__Provided records__:
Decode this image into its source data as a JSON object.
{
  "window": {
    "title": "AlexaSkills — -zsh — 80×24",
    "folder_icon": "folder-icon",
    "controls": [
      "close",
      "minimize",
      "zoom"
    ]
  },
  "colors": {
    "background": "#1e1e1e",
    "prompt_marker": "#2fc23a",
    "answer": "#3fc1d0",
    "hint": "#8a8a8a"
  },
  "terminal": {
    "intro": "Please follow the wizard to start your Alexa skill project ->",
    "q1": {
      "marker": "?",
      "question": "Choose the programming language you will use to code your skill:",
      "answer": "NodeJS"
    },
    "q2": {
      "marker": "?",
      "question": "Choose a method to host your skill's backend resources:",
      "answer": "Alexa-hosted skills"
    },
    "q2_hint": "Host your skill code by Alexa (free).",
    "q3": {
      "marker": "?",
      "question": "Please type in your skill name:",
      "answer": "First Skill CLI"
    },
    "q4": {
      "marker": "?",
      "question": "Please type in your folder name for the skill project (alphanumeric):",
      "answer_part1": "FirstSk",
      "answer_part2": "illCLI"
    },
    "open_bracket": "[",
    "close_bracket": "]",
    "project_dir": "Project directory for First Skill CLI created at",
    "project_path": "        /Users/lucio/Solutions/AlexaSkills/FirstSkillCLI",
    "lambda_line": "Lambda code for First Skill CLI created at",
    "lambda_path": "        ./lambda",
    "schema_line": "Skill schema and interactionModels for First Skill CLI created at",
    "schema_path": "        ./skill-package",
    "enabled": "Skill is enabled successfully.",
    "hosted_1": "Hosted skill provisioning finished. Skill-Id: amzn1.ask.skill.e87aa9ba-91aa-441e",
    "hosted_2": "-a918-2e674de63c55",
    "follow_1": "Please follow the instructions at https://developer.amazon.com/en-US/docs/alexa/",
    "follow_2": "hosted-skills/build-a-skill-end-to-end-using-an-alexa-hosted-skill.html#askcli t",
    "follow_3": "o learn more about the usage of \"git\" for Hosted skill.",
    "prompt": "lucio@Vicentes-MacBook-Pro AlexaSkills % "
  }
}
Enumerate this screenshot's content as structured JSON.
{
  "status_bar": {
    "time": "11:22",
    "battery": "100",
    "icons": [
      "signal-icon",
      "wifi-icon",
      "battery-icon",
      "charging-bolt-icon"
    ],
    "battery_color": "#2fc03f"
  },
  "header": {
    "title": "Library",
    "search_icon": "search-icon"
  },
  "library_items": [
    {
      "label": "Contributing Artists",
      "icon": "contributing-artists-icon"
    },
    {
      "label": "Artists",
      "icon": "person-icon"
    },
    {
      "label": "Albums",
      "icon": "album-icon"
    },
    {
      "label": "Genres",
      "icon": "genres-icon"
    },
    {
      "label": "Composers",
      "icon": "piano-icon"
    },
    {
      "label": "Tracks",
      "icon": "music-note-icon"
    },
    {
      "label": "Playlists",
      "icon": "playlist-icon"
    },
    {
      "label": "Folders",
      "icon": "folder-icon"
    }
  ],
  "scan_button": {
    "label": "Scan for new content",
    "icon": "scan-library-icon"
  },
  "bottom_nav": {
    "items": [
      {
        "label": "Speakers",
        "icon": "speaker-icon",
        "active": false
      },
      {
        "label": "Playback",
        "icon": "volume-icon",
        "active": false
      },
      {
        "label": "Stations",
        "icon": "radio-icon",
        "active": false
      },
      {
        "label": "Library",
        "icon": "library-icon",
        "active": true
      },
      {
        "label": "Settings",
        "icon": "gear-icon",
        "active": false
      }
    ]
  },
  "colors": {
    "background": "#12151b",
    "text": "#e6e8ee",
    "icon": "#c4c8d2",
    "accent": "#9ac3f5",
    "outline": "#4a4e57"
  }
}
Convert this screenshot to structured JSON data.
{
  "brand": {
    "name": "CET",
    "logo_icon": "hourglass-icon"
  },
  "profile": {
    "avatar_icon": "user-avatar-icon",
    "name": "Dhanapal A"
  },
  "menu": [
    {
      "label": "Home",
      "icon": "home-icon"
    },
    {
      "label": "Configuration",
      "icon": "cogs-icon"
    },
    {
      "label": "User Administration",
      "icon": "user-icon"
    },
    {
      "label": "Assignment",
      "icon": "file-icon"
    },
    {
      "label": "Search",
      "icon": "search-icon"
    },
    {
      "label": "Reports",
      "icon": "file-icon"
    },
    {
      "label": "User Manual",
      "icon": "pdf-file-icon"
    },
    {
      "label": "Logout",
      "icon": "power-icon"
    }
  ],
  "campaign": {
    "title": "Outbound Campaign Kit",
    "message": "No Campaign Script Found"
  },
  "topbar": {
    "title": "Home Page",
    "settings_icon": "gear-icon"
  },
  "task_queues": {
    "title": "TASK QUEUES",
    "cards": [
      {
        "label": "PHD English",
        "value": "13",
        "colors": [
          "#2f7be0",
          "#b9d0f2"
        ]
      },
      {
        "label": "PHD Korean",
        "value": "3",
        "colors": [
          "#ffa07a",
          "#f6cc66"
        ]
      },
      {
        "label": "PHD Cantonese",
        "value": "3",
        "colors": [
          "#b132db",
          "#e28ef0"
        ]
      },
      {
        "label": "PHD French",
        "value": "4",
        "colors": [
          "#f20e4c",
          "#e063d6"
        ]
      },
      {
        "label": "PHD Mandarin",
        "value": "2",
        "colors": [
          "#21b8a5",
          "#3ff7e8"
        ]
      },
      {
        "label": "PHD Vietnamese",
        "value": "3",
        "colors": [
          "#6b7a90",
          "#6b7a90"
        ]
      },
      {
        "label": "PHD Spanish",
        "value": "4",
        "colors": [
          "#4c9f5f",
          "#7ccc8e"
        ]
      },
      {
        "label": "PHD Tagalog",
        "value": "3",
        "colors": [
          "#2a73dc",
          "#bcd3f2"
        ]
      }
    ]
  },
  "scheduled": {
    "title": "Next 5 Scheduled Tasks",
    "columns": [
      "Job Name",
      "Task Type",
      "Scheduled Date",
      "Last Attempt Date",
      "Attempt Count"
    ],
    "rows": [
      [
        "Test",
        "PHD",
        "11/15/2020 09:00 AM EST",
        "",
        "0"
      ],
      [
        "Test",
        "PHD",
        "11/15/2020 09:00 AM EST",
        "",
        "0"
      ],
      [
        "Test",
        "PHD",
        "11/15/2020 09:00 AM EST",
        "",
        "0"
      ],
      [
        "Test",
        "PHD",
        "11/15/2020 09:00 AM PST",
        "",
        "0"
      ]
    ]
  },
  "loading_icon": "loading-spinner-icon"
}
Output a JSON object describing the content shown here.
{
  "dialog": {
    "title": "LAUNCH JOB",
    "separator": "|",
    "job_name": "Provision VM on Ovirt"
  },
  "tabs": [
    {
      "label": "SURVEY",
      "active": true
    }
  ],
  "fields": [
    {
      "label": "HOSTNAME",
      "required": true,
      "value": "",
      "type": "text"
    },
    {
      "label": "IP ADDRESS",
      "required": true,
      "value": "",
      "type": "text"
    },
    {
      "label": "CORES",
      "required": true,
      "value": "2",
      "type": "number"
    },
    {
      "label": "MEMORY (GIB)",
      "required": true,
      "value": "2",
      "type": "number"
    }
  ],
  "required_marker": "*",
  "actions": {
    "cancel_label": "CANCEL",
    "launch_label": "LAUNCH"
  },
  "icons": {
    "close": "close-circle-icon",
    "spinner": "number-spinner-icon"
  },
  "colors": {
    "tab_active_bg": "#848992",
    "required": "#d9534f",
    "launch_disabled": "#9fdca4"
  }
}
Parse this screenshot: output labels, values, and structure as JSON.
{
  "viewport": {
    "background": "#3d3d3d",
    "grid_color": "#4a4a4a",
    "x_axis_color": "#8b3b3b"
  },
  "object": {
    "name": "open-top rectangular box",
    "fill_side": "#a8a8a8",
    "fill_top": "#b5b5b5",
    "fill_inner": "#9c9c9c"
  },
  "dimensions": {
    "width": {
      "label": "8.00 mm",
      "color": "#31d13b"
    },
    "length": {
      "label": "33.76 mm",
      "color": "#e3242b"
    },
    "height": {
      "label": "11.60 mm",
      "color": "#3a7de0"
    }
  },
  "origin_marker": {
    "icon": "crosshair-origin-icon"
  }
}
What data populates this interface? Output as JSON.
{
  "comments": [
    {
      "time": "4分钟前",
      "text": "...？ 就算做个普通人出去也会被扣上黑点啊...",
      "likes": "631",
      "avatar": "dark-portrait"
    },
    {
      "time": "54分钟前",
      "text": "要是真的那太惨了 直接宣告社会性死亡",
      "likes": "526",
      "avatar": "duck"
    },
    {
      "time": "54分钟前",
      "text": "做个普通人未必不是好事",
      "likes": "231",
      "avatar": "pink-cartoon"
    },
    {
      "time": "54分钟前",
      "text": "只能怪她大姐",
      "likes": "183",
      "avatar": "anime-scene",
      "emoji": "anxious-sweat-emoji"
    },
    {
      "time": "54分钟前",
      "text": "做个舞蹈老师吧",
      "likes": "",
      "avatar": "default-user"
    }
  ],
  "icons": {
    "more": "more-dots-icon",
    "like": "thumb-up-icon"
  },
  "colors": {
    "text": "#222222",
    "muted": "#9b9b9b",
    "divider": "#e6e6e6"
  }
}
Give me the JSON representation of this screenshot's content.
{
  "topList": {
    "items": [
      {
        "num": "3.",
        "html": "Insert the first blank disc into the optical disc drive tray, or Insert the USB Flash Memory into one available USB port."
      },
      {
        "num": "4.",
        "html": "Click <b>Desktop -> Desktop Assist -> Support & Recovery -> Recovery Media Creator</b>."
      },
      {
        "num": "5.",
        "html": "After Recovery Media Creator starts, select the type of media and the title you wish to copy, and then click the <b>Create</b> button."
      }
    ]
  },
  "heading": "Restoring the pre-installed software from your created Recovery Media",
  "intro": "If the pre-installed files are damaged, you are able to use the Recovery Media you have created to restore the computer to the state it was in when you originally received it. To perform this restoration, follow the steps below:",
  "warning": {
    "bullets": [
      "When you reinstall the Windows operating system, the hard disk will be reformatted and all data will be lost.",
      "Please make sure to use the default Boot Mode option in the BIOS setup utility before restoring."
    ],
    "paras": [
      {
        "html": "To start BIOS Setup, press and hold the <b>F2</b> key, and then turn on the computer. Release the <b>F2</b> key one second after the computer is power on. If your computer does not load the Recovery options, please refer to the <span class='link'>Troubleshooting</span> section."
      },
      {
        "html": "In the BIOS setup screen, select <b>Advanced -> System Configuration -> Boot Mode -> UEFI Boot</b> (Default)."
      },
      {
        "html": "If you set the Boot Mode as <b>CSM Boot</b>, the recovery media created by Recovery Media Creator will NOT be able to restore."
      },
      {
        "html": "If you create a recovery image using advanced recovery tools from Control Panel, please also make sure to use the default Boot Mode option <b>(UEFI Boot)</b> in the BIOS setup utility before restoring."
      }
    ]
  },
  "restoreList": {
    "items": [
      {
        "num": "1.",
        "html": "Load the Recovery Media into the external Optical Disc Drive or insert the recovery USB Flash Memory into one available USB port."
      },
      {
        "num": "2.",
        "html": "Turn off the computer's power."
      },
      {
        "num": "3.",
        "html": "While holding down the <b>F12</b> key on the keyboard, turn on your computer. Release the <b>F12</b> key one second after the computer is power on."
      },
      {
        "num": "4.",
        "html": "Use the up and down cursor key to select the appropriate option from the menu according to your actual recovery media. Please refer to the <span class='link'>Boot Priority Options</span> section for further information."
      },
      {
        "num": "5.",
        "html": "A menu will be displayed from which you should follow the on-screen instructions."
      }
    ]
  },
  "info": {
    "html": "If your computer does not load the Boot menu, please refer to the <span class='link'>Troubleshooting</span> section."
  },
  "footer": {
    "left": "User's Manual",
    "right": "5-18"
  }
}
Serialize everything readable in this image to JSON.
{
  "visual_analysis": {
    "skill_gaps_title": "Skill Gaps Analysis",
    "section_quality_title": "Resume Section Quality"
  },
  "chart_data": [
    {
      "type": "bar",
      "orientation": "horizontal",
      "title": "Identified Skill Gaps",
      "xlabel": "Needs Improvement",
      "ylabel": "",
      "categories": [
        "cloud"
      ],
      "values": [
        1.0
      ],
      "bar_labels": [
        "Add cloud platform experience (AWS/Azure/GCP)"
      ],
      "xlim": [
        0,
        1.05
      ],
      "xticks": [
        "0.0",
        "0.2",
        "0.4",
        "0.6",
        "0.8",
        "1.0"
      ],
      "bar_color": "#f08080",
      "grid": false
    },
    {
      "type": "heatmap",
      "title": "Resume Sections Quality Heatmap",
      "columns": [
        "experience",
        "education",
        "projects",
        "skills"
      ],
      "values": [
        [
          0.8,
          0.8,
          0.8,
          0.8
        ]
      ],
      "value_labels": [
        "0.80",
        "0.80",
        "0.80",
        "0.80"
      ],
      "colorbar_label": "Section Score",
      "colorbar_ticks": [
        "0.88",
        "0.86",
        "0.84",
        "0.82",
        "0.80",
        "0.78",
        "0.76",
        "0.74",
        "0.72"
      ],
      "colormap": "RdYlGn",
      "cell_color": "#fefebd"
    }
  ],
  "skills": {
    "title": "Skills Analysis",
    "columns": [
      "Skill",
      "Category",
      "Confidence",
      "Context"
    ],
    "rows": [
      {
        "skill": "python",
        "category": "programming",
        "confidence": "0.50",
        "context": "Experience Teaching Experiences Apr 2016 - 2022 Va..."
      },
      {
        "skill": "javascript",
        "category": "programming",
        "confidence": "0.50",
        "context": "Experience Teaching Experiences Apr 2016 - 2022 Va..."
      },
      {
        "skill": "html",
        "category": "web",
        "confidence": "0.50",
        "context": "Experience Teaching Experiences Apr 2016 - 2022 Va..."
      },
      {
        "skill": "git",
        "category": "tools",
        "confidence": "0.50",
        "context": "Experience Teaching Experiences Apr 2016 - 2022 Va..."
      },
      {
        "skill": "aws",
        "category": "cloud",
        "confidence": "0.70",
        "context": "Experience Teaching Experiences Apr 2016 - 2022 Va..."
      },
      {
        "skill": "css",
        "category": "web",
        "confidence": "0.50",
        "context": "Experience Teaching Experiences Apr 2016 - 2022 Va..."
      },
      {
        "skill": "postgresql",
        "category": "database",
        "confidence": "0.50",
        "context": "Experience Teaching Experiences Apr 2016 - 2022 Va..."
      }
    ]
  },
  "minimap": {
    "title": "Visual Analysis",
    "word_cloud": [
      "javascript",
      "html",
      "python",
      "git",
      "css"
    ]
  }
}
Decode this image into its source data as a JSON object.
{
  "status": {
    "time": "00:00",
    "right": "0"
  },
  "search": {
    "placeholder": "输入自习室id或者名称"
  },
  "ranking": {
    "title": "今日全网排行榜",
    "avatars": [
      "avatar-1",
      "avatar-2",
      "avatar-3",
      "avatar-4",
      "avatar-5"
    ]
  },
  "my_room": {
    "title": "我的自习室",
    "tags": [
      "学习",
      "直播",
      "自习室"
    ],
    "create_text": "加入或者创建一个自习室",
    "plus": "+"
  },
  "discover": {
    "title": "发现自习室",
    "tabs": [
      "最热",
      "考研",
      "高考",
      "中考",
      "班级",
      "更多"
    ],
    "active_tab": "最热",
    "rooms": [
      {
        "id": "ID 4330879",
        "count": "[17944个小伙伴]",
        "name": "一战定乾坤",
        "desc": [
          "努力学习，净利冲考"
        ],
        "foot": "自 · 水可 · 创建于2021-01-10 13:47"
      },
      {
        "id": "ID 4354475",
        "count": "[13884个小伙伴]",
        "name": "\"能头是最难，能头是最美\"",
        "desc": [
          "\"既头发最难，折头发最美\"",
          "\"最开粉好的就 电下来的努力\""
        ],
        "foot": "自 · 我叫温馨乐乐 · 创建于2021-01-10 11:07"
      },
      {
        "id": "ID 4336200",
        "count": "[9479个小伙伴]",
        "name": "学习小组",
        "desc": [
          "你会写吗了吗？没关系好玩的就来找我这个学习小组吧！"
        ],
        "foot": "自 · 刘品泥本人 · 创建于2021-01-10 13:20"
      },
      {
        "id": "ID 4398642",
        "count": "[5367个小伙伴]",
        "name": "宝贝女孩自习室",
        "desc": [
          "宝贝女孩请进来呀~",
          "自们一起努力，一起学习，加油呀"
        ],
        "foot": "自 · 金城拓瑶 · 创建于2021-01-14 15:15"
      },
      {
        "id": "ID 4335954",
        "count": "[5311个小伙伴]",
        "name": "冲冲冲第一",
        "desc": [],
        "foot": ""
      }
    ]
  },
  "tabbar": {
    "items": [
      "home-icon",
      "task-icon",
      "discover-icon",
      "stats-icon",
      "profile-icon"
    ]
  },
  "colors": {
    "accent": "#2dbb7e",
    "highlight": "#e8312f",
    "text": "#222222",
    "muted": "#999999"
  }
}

__What you should do__: Report how many lines include the word "Troubleshooting". Give nothing but the number.

__Exercise output__: 2